GOAL OF THE EXERCISE >> Your task is to transcribe the records exactly, skipping every image.

Dataset items:
■ ■ ■ ■

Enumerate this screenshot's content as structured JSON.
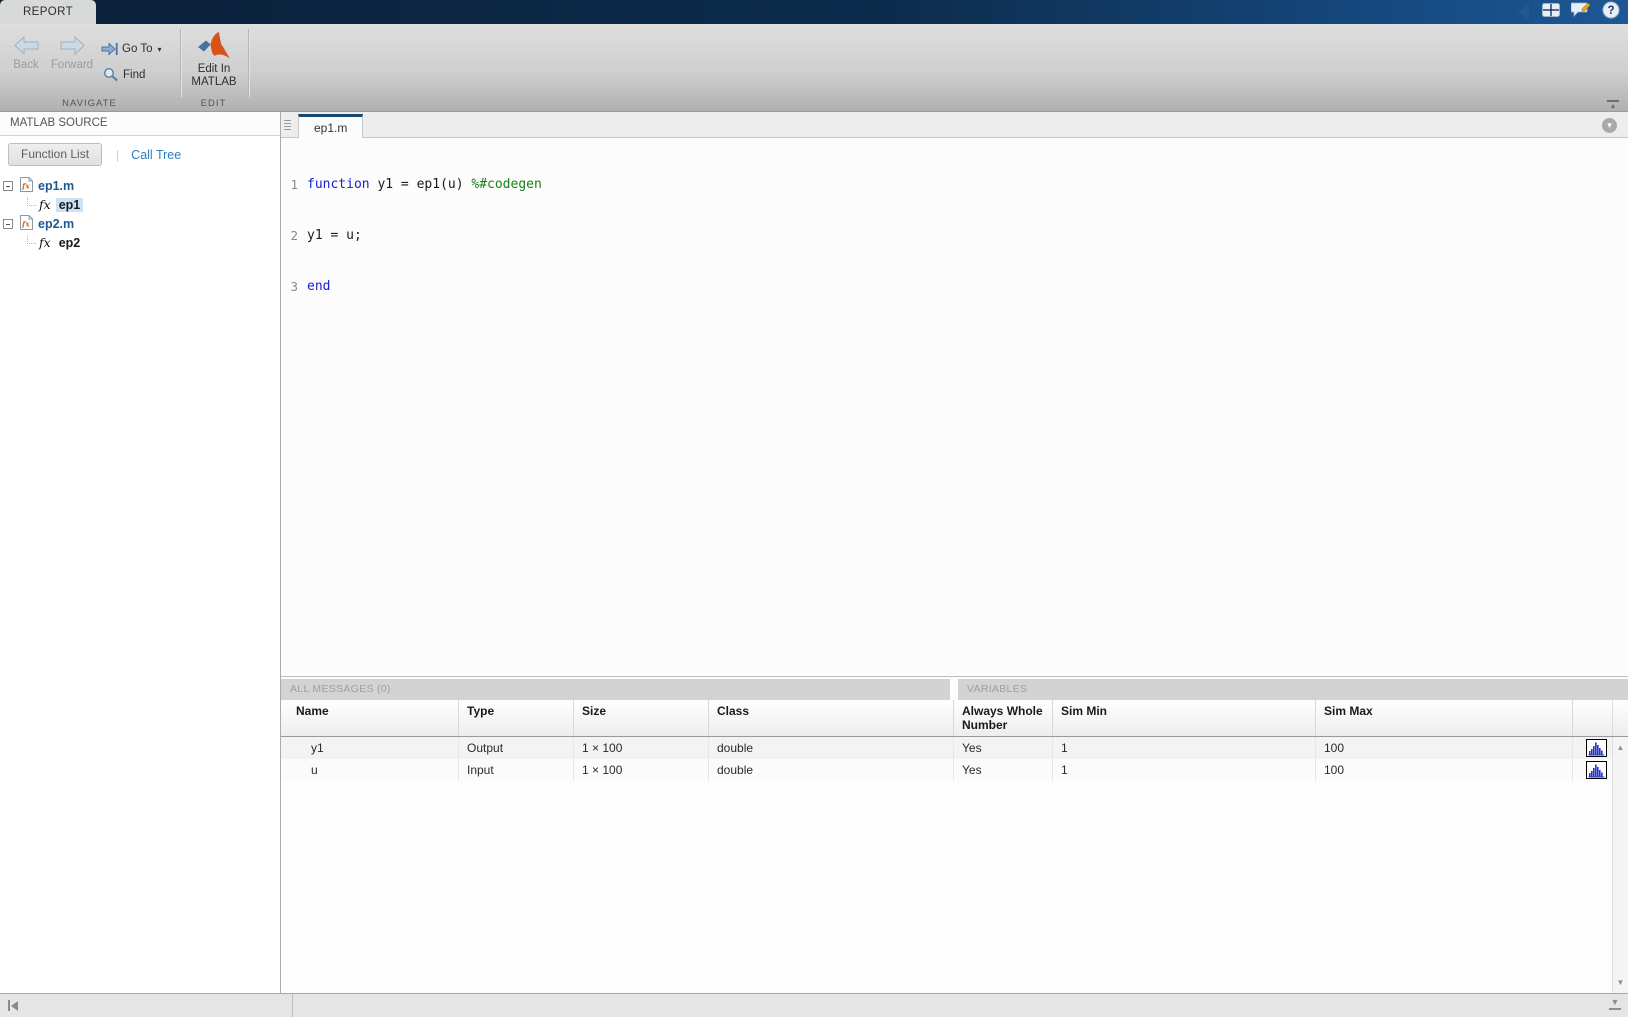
{
  "titlebar": {
    "report_tab": "REPORT"
  },
  "toolbar": {
    "back_label": "Back",
    "forward_label": "Forward",
    "goto_label": "Go To",
    "find_label": "Find",
    "edit_in_matlab_line1": "Edit In",
    "edit_in_matlab_line2": "MATLAB",
    "sections": {
      "navigate": "NAVIGATE",
      "edit": "EDIT"
    }
  },
  "sidebar": {
    "header": "MATLAB SOURCE",
    "tabs": {
      "function_list": "Function List",
      "call_tree": "Call Tree",
      "separator": "|"
    },
    "tree": [
      {
        "file": "ep1.m",
        "children": [
          {
            "label": "ep1",
            "selected": true
          }
        ]
      },
      {
        "file": "ep2.m",
        "children": [
          {
            "label": "ep2",
            "selected": false
          }
        ]
      }
    ],
    "fx_glyph": "fx"
  },
  "editor": {
    "tab": "ep1.m",
    "lines": [
      {
        "num": "1",
        "segments": [
          {
            "text": "function",
            "cls": "kw"
          },
          {
            "text": " y1 = ep1(u) ",
            "cls": "plain"
          },
          {
            "text": "%#codegen",
            "cls": "comment"
          }
        ]
      },
      {
        "num": "2",
        "segments": [
          {
            "text": "y1 = u;",
            "cls": "plain"
          }
        ]
      },
      {
        "num": "3",
        "segments": [
          {
            "text": "end",
            "cls": "kw"
          }
        ]
      }
    ]
  },
  "messages_panel": {
    "header": "ALL MESSAGES (0)"
  },
  "variables_panel": {
    "header": "VARIABLES",
    "columns": [
      "Name",
      "Type",
      "Size",
      "Class",
      "Always Whole Number",
      "Sim Min",
      "Sim Max"
    ],
    "rows": [
      {
        "name": "y1",
        "type": "Output",
        "size": "1 × 100",
        "class": "double",
        "always_whole_number": "Yes",
        "sim_min": "1",
        "sim_max": "100"
      },
      {
        "name": "u",
        "type": "Input",
        "size": "1 × 100",
        "class": "double",
        "always_whole_number": "Yes",
        "sim_min": "1",
        "sim_max": "100"
      }
    ]
  },
  "icons": {
    "goto_caret": "▾",
    "tab_overflow": "▾",
    "collapse_toolstrip": "▲",
    "scroll_up": "▲",
    "scroll_down": "▼"
  },
  "colors": {
    "title_navy": "#0d2c4d",
    "active_tab_accent": "#16476e",
    "link_blue": "#2d7dc1",
    "keyword_blue": "#1321d1",
    "comment_green": "#178117",
    "selection_blue": "#cbe3f7",
    "histogram_blue": "#2233cc"
  }
}
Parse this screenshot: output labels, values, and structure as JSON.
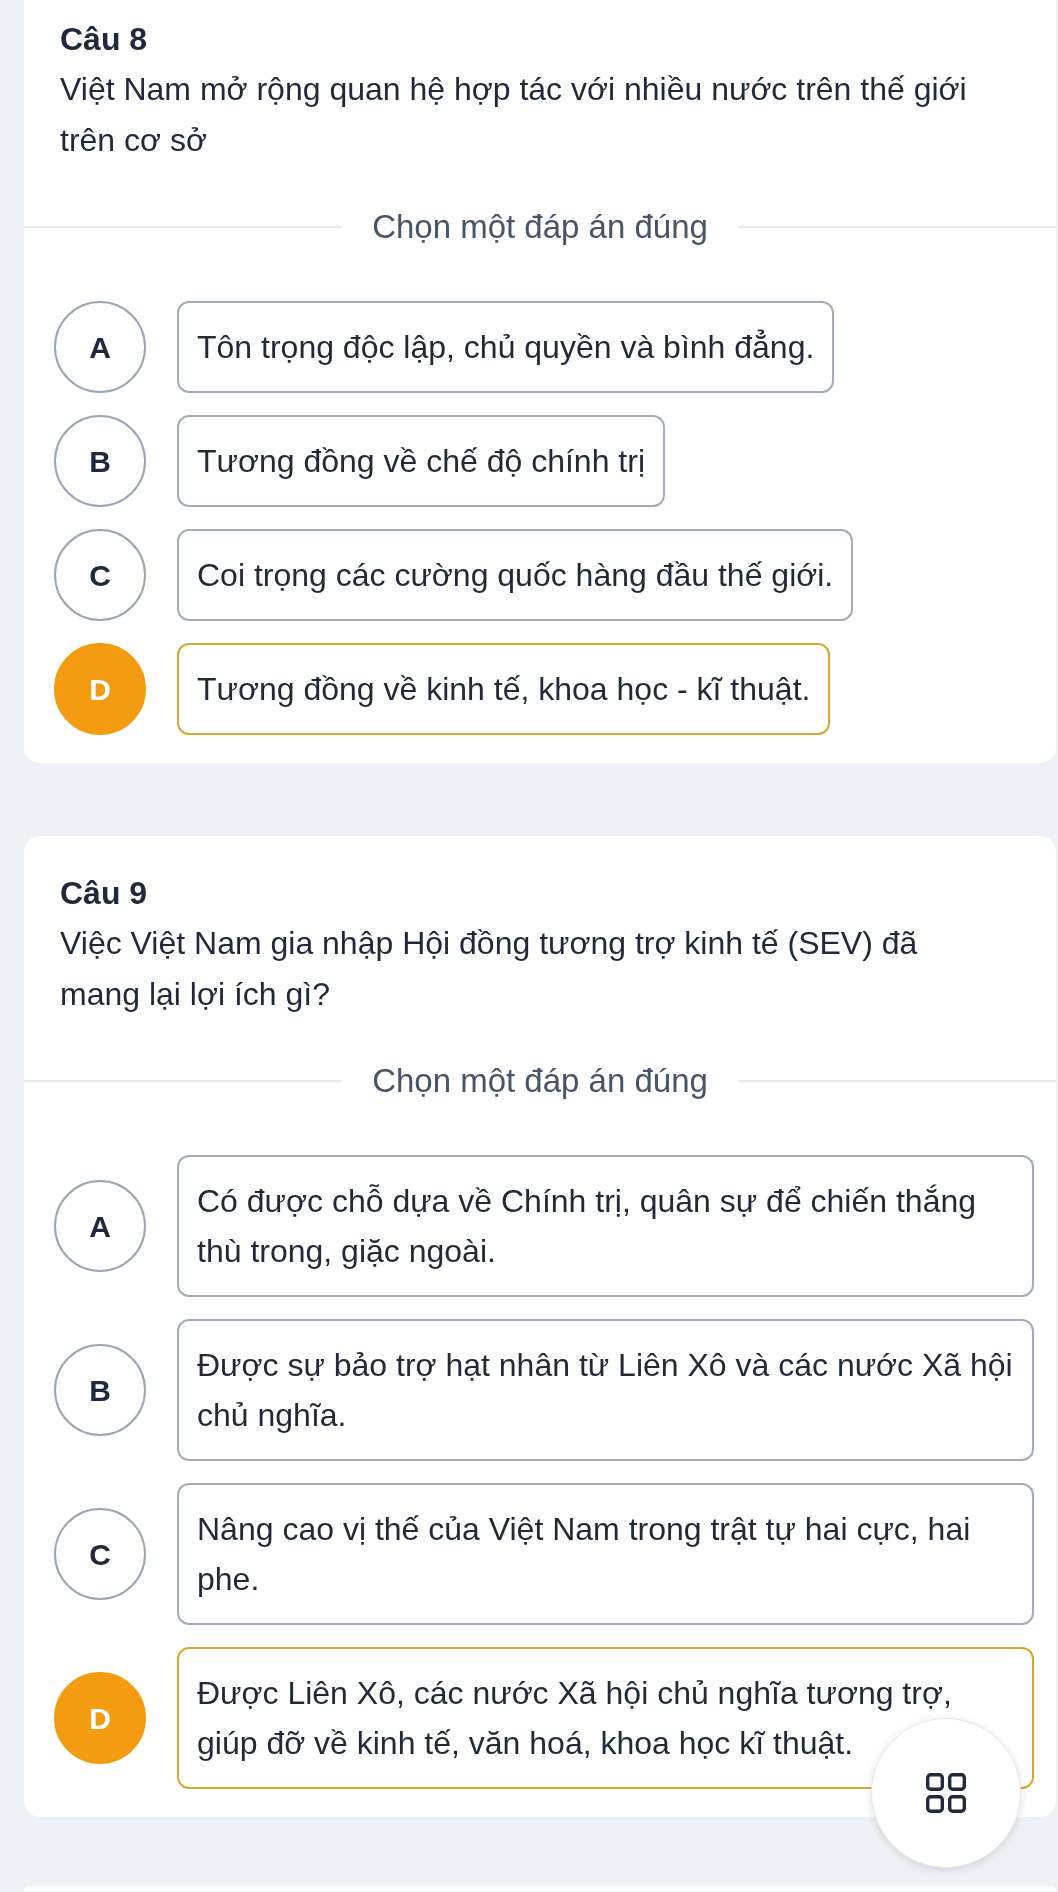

■ ■ ■ ■

EXERCISE SOLUTION >>
Enumerate this screenshot's content as structured JSON.
{
  "titlebar": {
    "report_tab": "REPORT"
  },
  "toolbar": {
    "back_label": "Back",
    "forward_label": "Forward",
    "goto_label": "Go To",
    "find_label": "Find",
    "edit_in_matlab_line1": "Edit In",
    "edit_in_matlab_line2": "MATLAB",
    "sections": {
      "navigate": "NAVIGATE",
      "edit": "EDIT"
    }
  },
  "sidebar": {
    "header": "MATLAB SOURCE",
    "tabs": {
      "function_list": "Function List",
      "call_tree": "Call Tree",
      "separator": "|"
    },
    "tree": [
      {
        "file": "ep1.m",
        "children": [
          {
            "label": "ep1",
            "selected": true
          }
        ]
      },
      {
        "file": "ep2.m",
        "children": [
          {
            "label": "ep2",
            "selected": false
          }
        ]
      }
    ],
    "fx_glyph": "fx"
  },
  "editor": {
    "tab": "ep1.m",
    "lines": [
      {
        "num": "1",
        "segments": [
          {
            "text": "function",
            "cls": "kw"
          },
          {
            "text": " y1 = ep1(u) ",
            "cls": "plain"
          },
          {
            "text": "%#codegen",
            "cls": "comment"
          }
        ]
      },
      {
        "num": "2",
        "segments": [
          {
            "text": "y1 = u;",
            "cls": "plain"
          }
        ]
      },
      {
        "num": "3",
        "segments": [
          {
            "text": "end",
            "cls": "kw"
          }
        ]
      }
    ]
  },
  "messages_panel": {
    "header": "ALL MESSAGES (0)"
  },
  "variables_panel": {
    "header": "VARIABLES",
    "columns": [
      "Name",
      "Type",
      "Size",
      "Class",
      "Always Whole Number",
      "Sim Min",
      "Sim Max"
    ],
    "rows": [
      {
        "name": "y1",
        "type": "Output",
        "size": "1 × 100",
        "class": "double",
        "always_whole_number": "Yes",
        "sim_min": "1",
        "sim_max": "100"
      },
      {
        "name": "u",
        "type": "Input",
        "size": "1 × 100",
        "class": "double",
        "always_whole_number": "Yes",
        "sim_min": "1",
        "sim_max": "100"
      }
    ]
  },
  "icons": {
    "goto_caret": "▾",
    "tab_overflow": "▾",
    "collapse_toolstrip": "▲",
    "scroll_up": "▲",
    "scroll_down": "▼"
  },
  "colors": {
    "title_navy": "#0d2c4d",
    "active_tab_accent": "#16476e",
    "link_blue": "#2d7dc1",
    "keyword_blue": "#1321d1",
    "comment_green": "#178117",
    "selection_blue": "#cbe3f7",
    "histogram_blue": "#2233cc"
  }
}
Parse this screenshot: output labels, values, and structure as JSON.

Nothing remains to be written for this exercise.